▸ **What you are asked to do**
Please output every line of the material as it stands, without the pictures.

▸ **Material supplied**
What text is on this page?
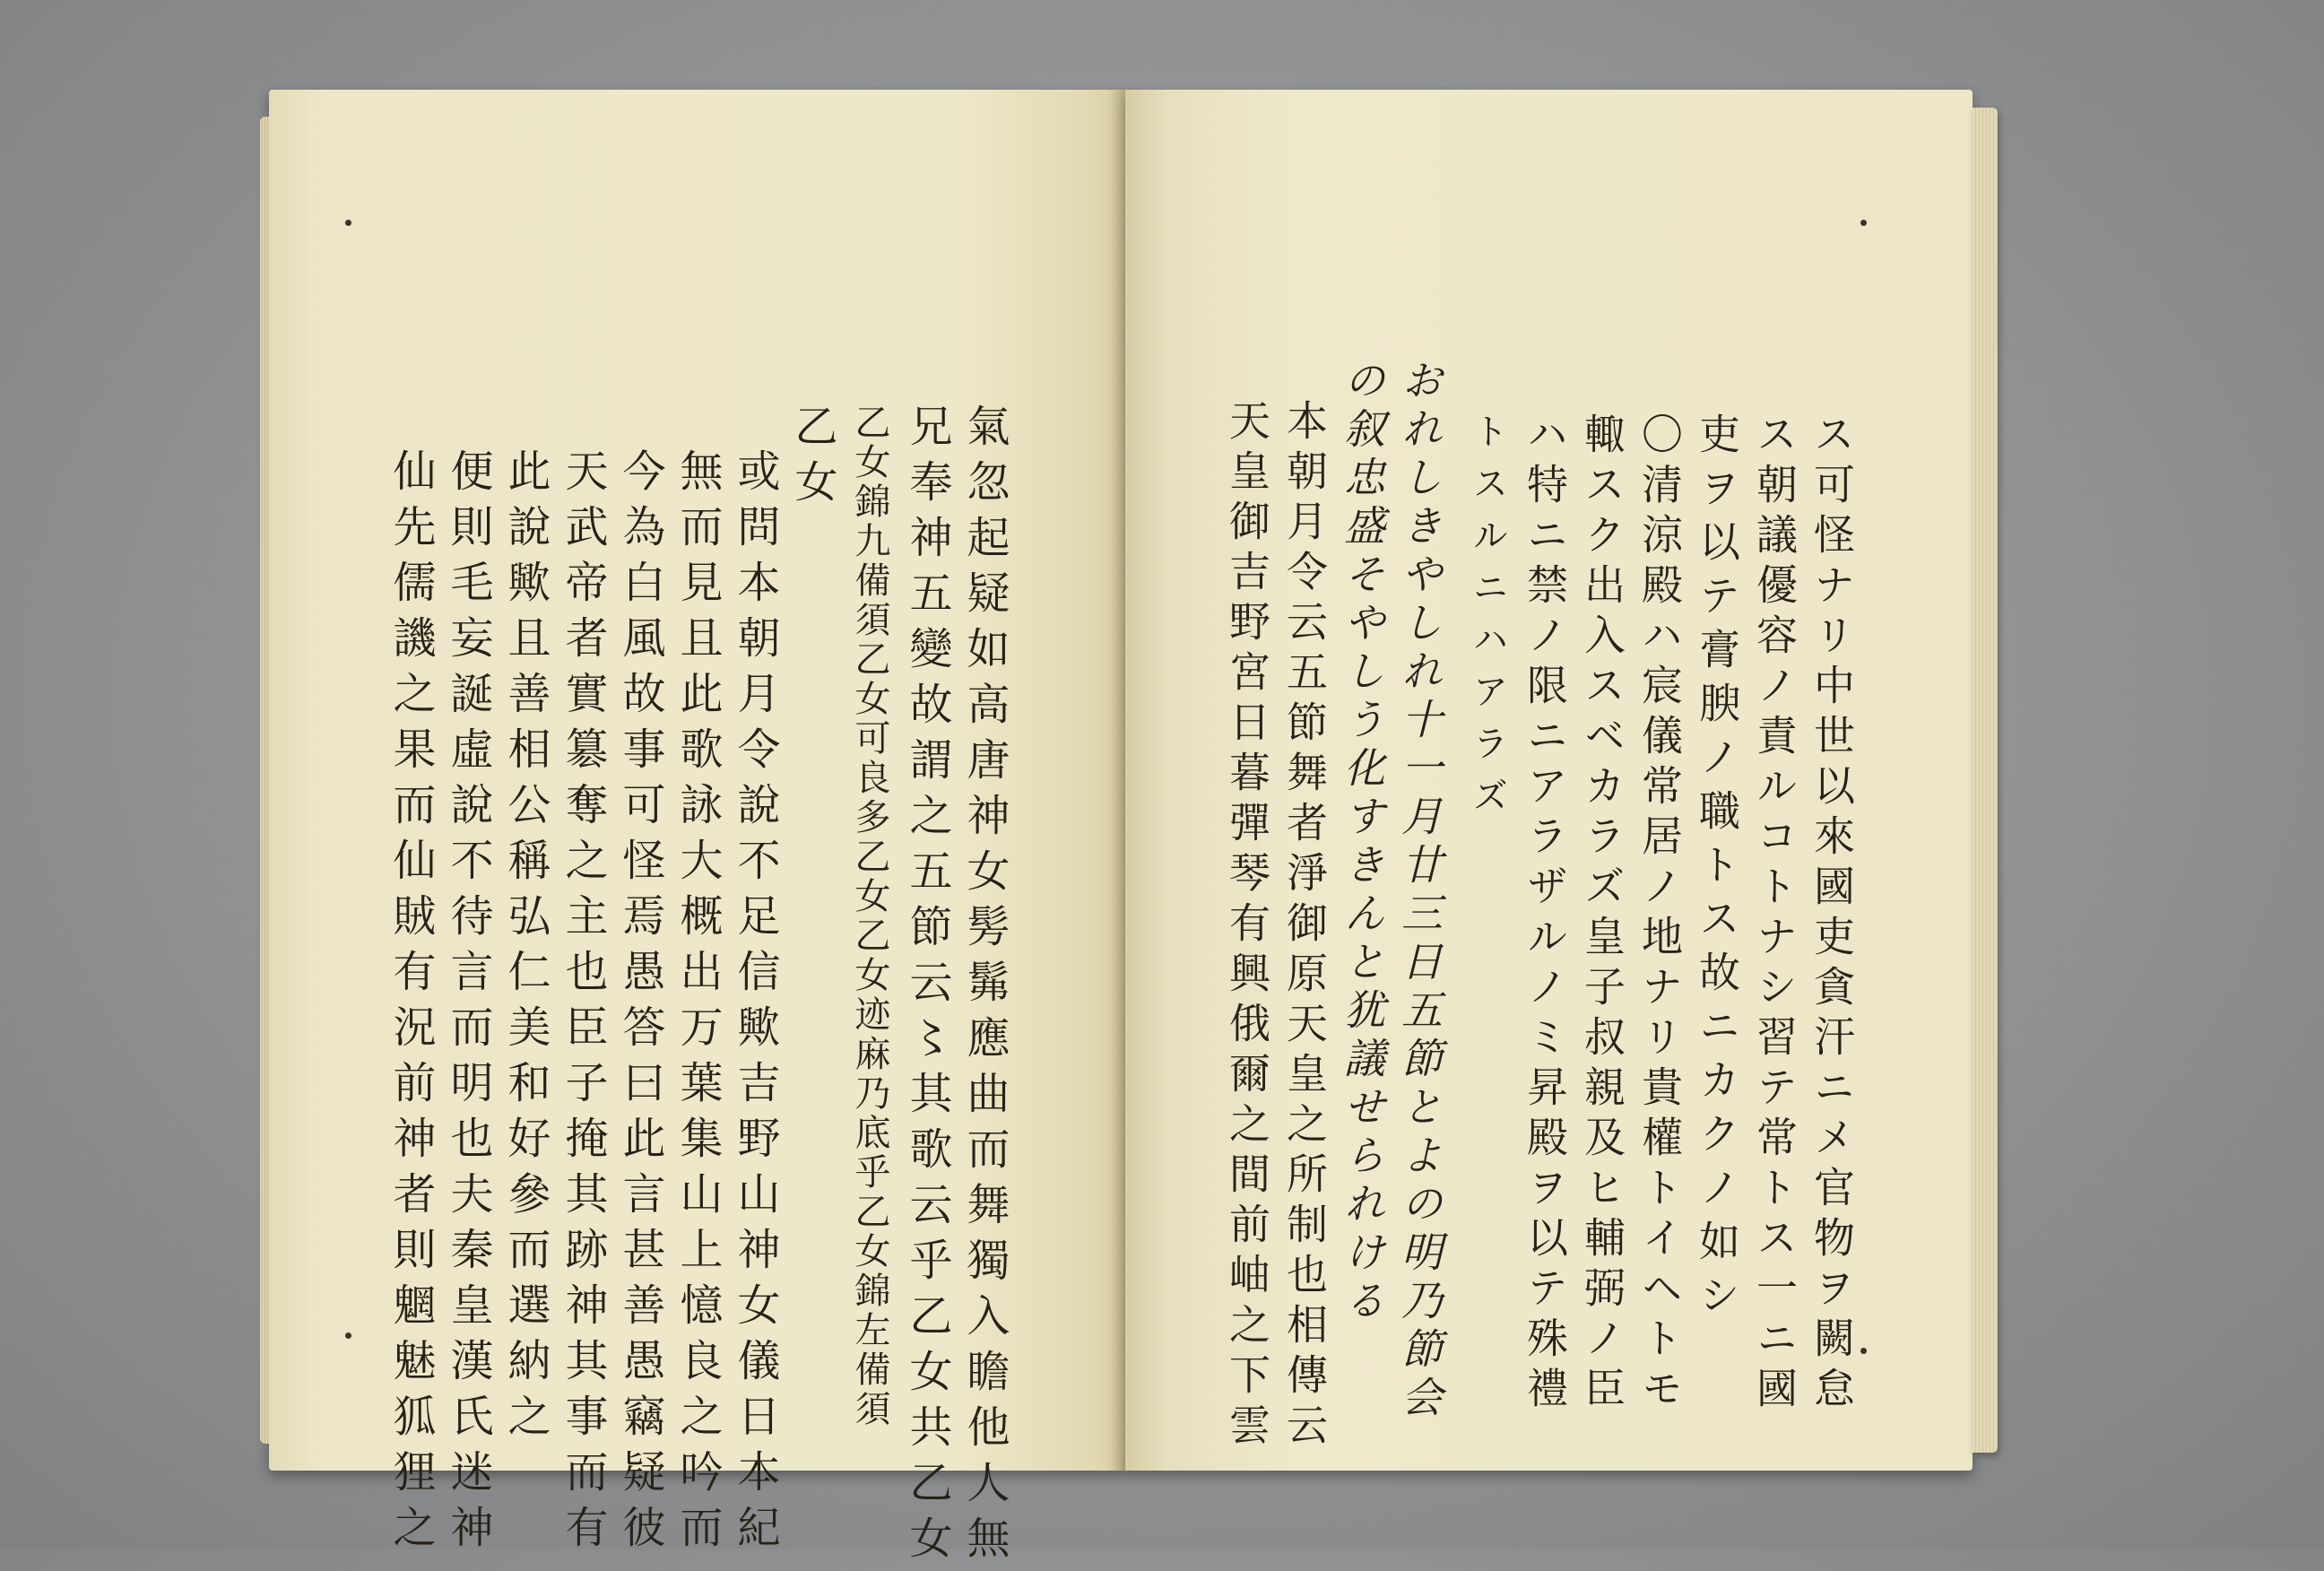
氣忽起疑如高唐神女髣髴應曲而舞獨入瞻他人無
兄奉神五變故謂之五節云〻其歌云乎乙女共乙女
乙女錦九備須乙女可良多乙女乙女迹麻乃底乎乙女錦左備須
乙女
或問本朝月令說不足信歟吉野山神女儀日本紀
無而見且此歌詠大概出万葉集山上憶良之吟而
今為白風故事可怪焉愚答曰此言甚善愚竊疑彼
天武帝者實簒奪之主也臣子掩其跡神其事而有
此說歟且善相公稱弘仁美和好參而選納之
便則毛妄誕虛說不待言而明也夫秦皇漢氏迷神
仙先儒譏之果而仙賊有況前神者則魍魅狐狸之	ス可怪ナリ中世以來國吏貪汗ニメ官物ヲ闕怠
ス朝議優容ノ責ルコトナシ習テ常トス一ニ國
吏ヲ以テ膏腴ノ職トス故ニカクノ如シ
〇清涼殿ハ宸儀常居ノ地ナリ貴權トイヘトモ
輙スク出入スベカラズ皇子叔親及ヒ輔弼ノ臣
ハ特ニ禁ノ限ニアラザルノミ昇殿ヲ以テ殊禮
トスルニハアラズ
おれしきやしれ十一月廿三日五節とよの明乃節会
の叙忠盛そやしう化すきんと犹議せられける
本朝月令云五節舞者淨御原天皇之所制也相傳云
天皇御吉野宮日暮彈琴有興俄爾之間前岫之下雲
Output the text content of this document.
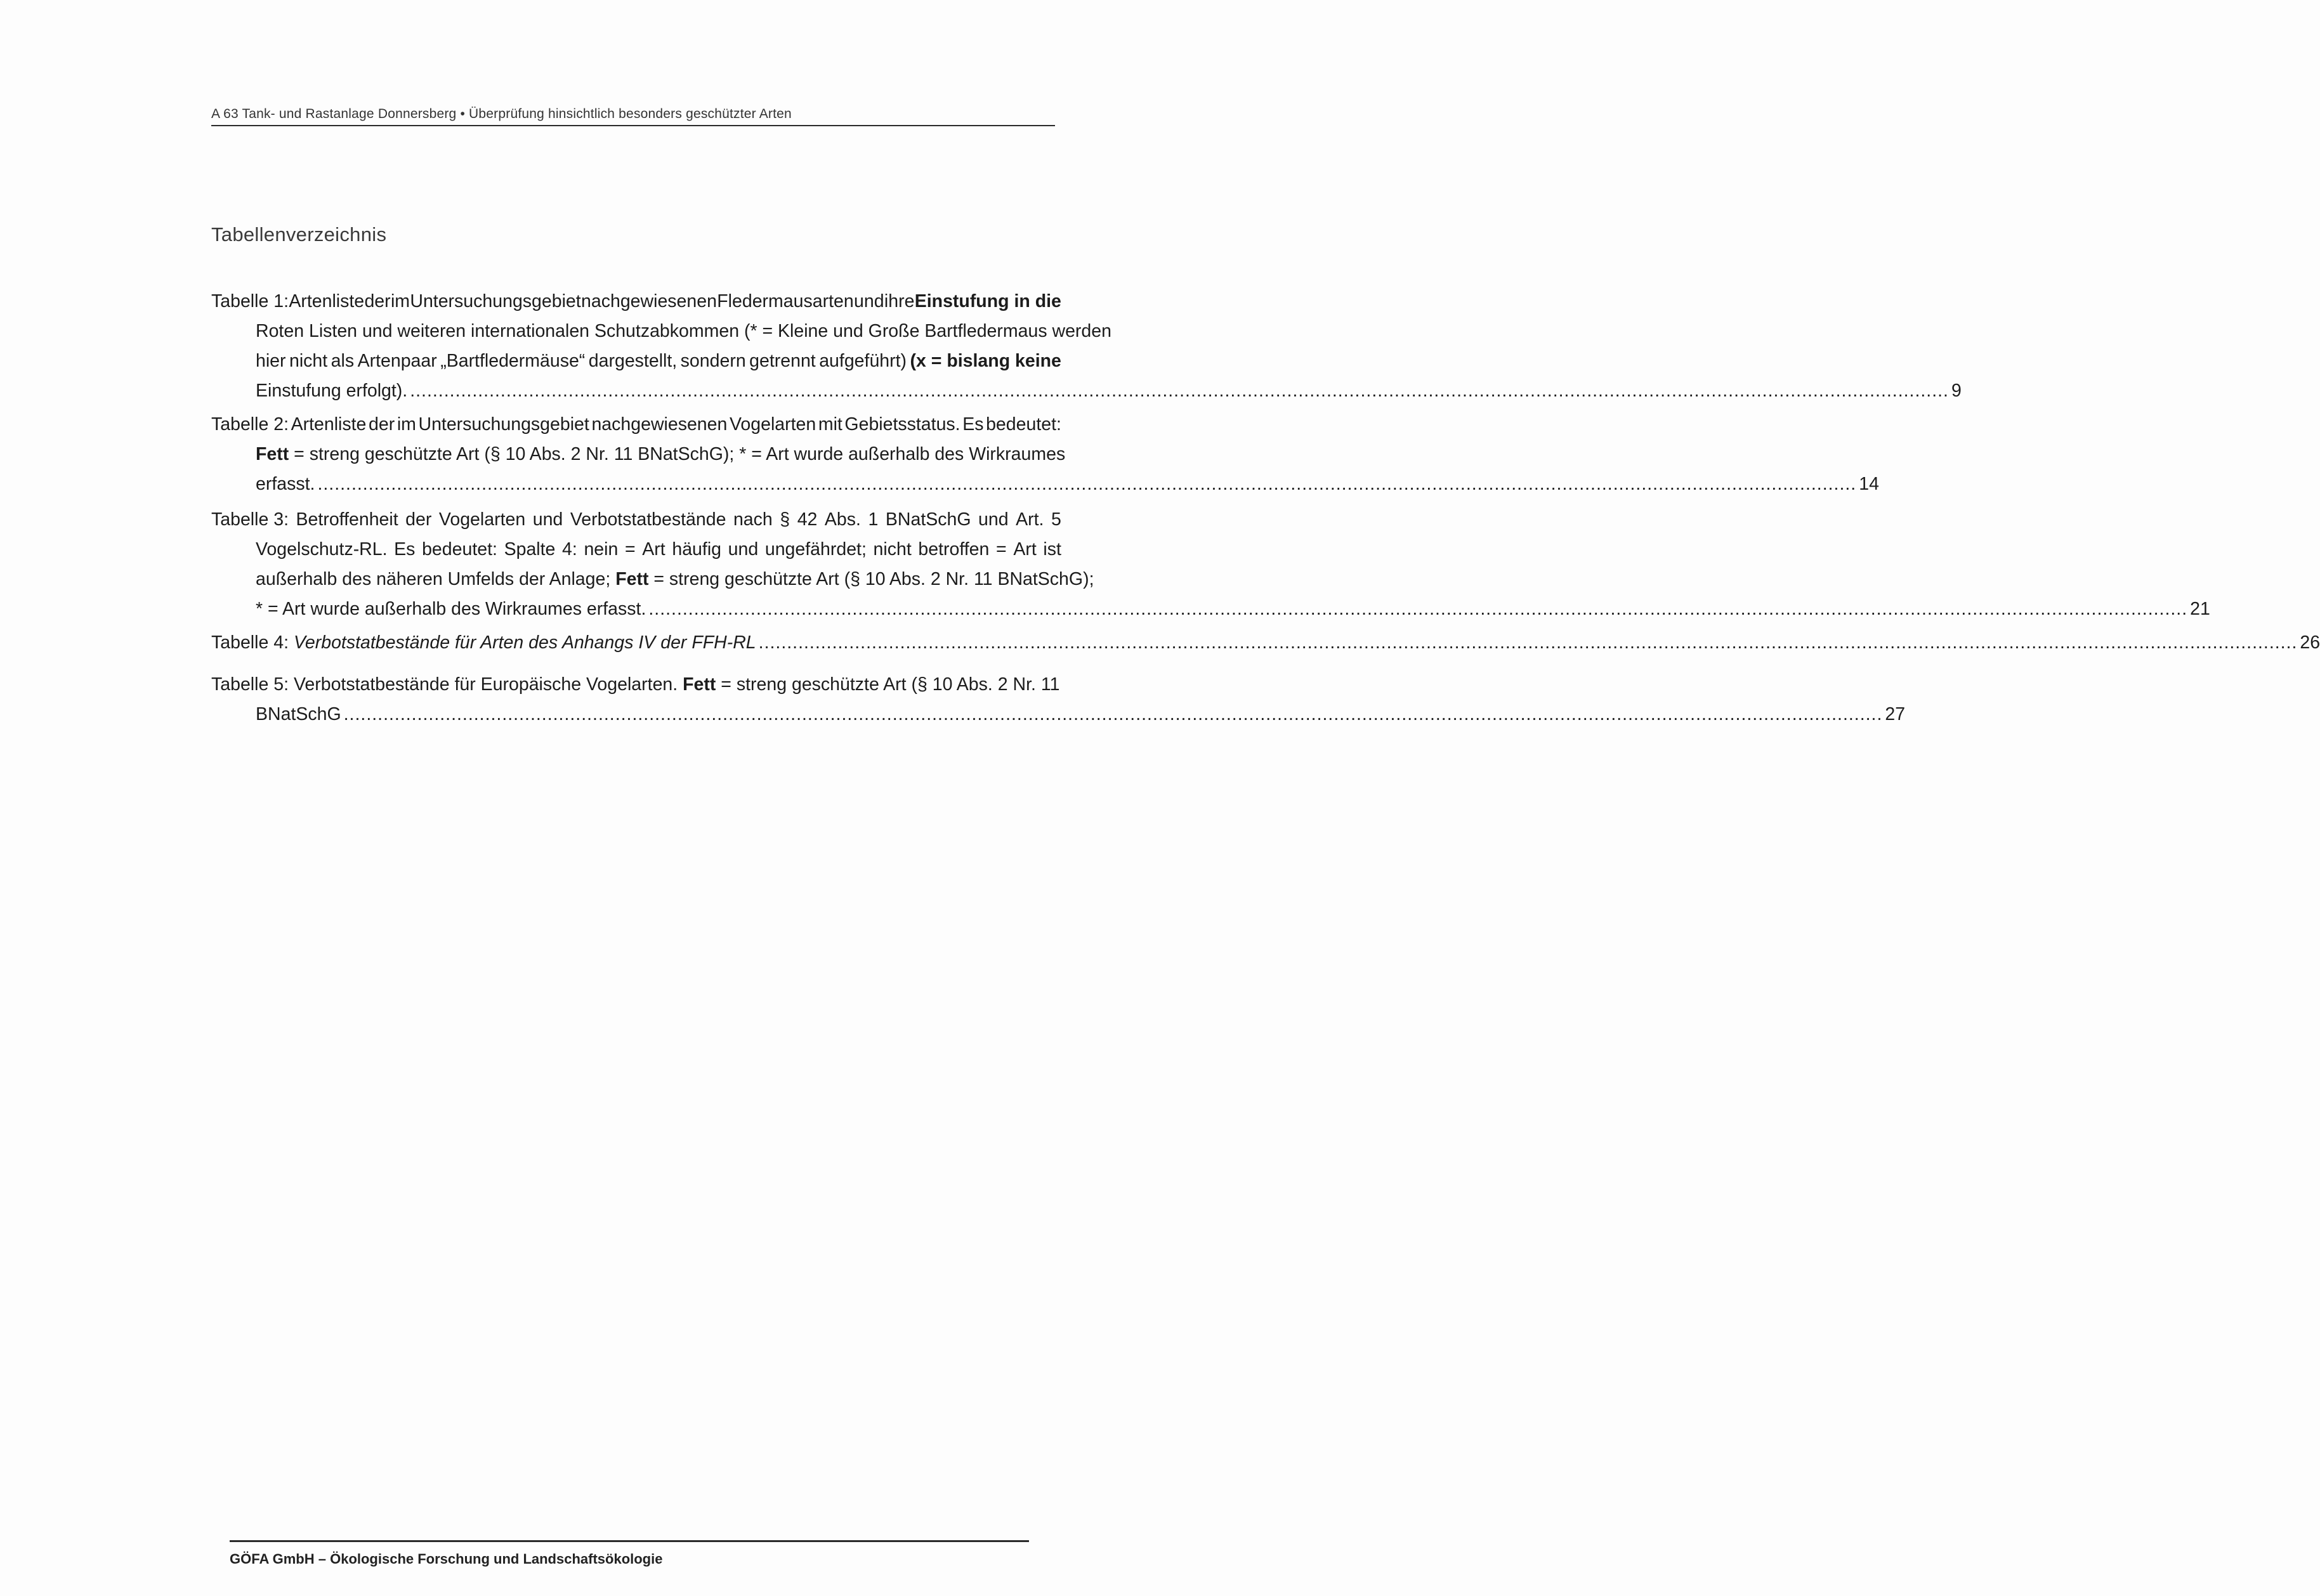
A 63 Tank- und Rastanlage Donnersberg • Überprüfung hinsichtlich besonders geschützter Arten
Tabellenverzeichnis
Tabelle 1: Artenliste der im Untersuchungsgebiet nachgewiesenen Fledermausarten und ihre Einstufung in die
Roten Listen und weiteren internationalen Schutzabkommen (* = Kleine und Große Bartfledermaus werden
hier nicht als Artenpaar „Bartfledermäuse“ dargestellt, sondern getrennt aufgeführt) (x = bislang keine
Einstufung erfolgt). ................................................................................................................................................................................................................................................................................ 9
Tabelle 2: Artenliste der im Untersuchungsgebiet nachgewiesenen Vogelarten mit Gebietsstatus. Es bedeutet:
Fett = streng geschützte Art (§ 10 Abs. 2 Nr. 11 BNatSchG); * = Art wurde außerhalb des Wirkraumes
erfasst. ................................................................................................................................................................................................................................................................................ 14
Tabelle 3: Betroffenheit der Vogelarten und Verbotstatbestände nach § 42 Abs. 1 BNatSchG und Art. 5
Vogelschutz-RL. Es bedeutet: Spalte 4: nein = Art häufig und ungefährdet; nicht betroffen = Art ist
außerhalb des näheren Umfelds der Anlage; Fett = streng geschützte Art (§ 10 Abs. 2 Nr. 11 BNatSchG);
* = Art wurde außerhalb des Wirkraumes erfasst. ................................................................................................................................................................................................................................................................................ 21
Tabelle 4:
Verbotstatbestände für Arten des Anhangs IV der FFH-RL ................................................................................................................................................................................................................................................................................ 26
Tabelle 5: Verbotstatbestände für Europäische Vogelarten. Fett = streng geschützte Art (§ 10 Abs. 2 Nr. 11
BNatSchG ................................................................................................................................................................................................................................................................................ 27
GÖFA GmbH – Ökologische Forschung und Landschaftsökologie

▸ **Output below**
What text is on this page?
氣忽起疑如高唐神女髣髴應曲而舞獨入瞻他人無
兄奉神五變故謂之五節云〻其歌云乎乙女共乙女
乙女錦九備須乙女可良多乙女乙女迹麻乃底乎乙女錦左備須
乙女
或問本朝月令說不足信歟吉野山神女儀日本紀
無而見且此歌詠大概出万葉集山上憶良之吟而
今為白風故事可怪焉愚答曰此言甚善愚竊疑彼
天武帝者實簒奪之主也臣子掩其跡神其事而有
此說歟且善相公稱弘仁美和好參而選納之
便則毛妄誕虛說不待言而明也夫秦皇漢氏迷神
仙先儒譏之果而仙賊有況前神者則魍魅狐狸之	ス可怪ナリ中世以來國吏貪汗ニメ官物ヲ闕怠
ス朝議優容ノ責ルコトナシ習テ常トス一ニ國
吏ヲ以テ膏腴ノ職トス故ニカクノ如シ
〇清涼殿ハ宸儀常居ノ地ナリ貴權トイヘトモ
輙スク出入スベカラズ皇子叔親及ヒ輔弼ノ臣
ハ特ニ禁ノ限ニアラザルノミ昇殿ヲ以テ殊禮
トスルニハアラズ
おれしきやしれ十一月廿三日五節とよの明乃節会
の叙忠盛そやしう化すきんと犹議せられける
本朝月令云五節舞者淨御原天皇之所制也相傳云
天皇御吉野宮日暮彈琴有興俄爾之間前岫之下雲
Output the text content of this document.
A 63 Tank- und Rastanlage Donnersberg • Überprüfung hinsichtlich besonders geschützter Arten
Tabellenverzeichnis
Tabelle 1: Artenliste der im Untersuchungsgebiet nachgewiesenen Fledermausarten und ihre Einstufung in die
Roten Listen und weiteren internationalen Schutzabkommen (* = Kleine und Große Bartfledermaus werden
hier nicht als Artenpaar „Bartfledermäuse“ dargestellt, sondern getrennt aufgeführt) (x = bislang keine
Einstufung erfolgt). ................................................................................................................................................................................................................................................................................ 9
Tabelle 2: Artenliste der im Untersuchungsgebiet nachgewiesenen Vogelarten mit Gebietsstatus. Es bedeutet:
Fett = streng geschützte Art (§ 10 Abs. 2 Nr. 11 BNatSchG); * = Art wurde außerhalb des Wirkraumes
erfasst. ................................................................................................................................................................................................................................................................................ 14
Tabelle 3: Betroffenheit der Vogelarten und Verbotstatbestände nach § 42 Abs. 1 BNatSchG und Art. 5
Vogelschutz-RL. Es bedeutet: Spalte 4: nein = Art häufig und ungefährdet; nicht betroffen = Art ist
außerhalb des näheren Umfelds der Anlage; Fett = streng geschützte Art (§ 10 Abs. 2 Nr. 11 BNatSchG);
* = Art wurde außerhalb des Wirkraumes erfasst. ................................................................................................................................................................................................................................................................................ 21
Tabelle 4:
Verbotstatbestände für Arten des Anhangs IV der FFH-RL ................................................................................................................................................................................................................................................................................ 26
Tabelle 5: Verbotstatbestände für Europäische Vogelarten. Fett = streng geschützte Art (§ 10 Abs. 2 Nr. 11
BNatSchG ................................................................................................................................................................................................................................................................................ 27
GÖFA GmbH – Ökologische Forschung und Landschaftsökologie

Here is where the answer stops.